> Work to do: Reproduce the line that contains "Extract all readable text from this page." and every line after it through the end of the records, exactly, with nothing added.

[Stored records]
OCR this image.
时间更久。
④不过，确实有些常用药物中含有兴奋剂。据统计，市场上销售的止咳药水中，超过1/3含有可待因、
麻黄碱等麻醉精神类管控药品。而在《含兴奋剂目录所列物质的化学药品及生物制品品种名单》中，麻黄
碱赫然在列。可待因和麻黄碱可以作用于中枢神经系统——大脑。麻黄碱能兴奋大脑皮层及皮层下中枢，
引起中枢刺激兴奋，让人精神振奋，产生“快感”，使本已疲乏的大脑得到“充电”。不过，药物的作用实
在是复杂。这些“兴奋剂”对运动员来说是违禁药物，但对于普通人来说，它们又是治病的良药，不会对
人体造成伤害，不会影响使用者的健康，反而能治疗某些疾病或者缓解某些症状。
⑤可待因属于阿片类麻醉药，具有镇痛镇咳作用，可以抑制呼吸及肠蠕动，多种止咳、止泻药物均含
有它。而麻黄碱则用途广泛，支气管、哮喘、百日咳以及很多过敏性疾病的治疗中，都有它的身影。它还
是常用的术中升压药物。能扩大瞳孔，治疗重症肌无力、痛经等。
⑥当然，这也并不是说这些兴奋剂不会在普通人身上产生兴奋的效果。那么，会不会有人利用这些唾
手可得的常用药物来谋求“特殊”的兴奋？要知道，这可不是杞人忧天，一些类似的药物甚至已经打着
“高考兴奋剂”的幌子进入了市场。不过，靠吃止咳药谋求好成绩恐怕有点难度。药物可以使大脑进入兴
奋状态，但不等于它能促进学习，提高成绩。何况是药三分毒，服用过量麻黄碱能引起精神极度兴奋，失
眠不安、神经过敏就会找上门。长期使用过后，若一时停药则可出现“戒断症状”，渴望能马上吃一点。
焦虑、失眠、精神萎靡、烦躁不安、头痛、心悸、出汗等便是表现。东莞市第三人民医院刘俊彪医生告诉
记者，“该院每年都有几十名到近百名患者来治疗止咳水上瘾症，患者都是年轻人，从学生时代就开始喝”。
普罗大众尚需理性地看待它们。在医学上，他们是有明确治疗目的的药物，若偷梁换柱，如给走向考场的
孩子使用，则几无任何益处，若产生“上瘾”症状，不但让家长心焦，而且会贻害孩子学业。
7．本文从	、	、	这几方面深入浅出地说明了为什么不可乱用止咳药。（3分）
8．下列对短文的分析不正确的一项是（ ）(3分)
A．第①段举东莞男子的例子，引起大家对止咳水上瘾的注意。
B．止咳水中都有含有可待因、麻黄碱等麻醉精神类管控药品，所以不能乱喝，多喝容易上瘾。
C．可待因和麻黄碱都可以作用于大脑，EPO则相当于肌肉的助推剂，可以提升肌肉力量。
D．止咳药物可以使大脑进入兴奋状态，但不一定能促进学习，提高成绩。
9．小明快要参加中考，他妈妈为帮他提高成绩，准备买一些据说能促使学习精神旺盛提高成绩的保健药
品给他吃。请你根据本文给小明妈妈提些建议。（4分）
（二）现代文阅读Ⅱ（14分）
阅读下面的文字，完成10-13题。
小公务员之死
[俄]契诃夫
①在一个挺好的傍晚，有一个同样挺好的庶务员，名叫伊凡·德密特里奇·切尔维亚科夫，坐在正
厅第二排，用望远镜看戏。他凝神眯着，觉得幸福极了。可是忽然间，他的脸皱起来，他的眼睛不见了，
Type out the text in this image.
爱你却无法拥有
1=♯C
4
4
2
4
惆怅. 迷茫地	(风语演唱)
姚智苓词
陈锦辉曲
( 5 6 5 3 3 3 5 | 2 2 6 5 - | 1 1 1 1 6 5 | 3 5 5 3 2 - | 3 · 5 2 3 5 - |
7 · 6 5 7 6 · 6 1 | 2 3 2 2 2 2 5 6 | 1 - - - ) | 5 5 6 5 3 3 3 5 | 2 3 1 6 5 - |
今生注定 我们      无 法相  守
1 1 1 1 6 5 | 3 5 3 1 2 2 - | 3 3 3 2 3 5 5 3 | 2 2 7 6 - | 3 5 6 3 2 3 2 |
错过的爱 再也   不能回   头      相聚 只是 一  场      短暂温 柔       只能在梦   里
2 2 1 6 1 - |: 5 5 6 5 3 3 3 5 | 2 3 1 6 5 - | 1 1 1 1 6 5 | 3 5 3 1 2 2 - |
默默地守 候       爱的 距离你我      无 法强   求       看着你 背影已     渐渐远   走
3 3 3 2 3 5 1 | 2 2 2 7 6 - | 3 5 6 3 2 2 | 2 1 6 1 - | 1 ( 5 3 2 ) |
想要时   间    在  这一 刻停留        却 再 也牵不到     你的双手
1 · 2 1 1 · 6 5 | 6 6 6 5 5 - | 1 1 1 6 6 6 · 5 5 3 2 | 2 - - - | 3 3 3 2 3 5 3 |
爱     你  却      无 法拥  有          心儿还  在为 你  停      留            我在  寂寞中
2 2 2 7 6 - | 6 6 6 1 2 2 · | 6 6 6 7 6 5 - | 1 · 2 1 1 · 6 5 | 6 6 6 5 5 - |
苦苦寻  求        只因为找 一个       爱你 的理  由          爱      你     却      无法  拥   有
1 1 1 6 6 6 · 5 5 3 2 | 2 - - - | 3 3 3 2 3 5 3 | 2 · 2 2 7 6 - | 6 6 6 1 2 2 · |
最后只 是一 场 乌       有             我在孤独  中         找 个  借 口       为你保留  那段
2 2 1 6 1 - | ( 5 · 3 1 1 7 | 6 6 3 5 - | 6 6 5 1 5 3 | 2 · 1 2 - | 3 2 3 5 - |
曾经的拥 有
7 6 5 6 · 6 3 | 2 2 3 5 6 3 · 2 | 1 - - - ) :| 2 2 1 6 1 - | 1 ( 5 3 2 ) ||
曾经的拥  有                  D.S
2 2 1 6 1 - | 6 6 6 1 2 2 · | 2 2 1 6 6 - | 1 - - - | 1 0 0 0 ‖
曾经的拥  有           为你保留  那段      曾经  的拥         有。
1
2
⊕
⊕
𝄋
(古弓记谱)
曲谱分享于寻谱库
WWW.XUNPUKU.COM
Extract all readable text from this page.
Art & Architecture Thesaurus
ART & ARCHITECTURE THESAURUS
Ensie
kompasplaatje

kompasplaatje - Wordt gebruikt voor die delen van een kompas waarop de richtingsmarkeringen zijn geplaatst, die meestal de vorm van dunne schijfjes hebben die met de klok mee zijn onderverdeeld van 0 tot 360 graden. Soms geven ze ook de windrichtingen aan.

> Result of the exercise:
Extract all readable text from this page.
Art & Architecture Thesaurus
ART & ARCHITECTURE THESAURUS
Ensie
kompasplaatje

kompasplaatje - Wordt gebruikt voor die delen van een kompas waarop de richtingsmarkeringen zijn geplaatst, die meestal de vorm van dunne schijfjes hebben die met de klok mee zijn onderverdeeld van 0 tot 360 graden. Soms geven ze ook de windrichtingen aan.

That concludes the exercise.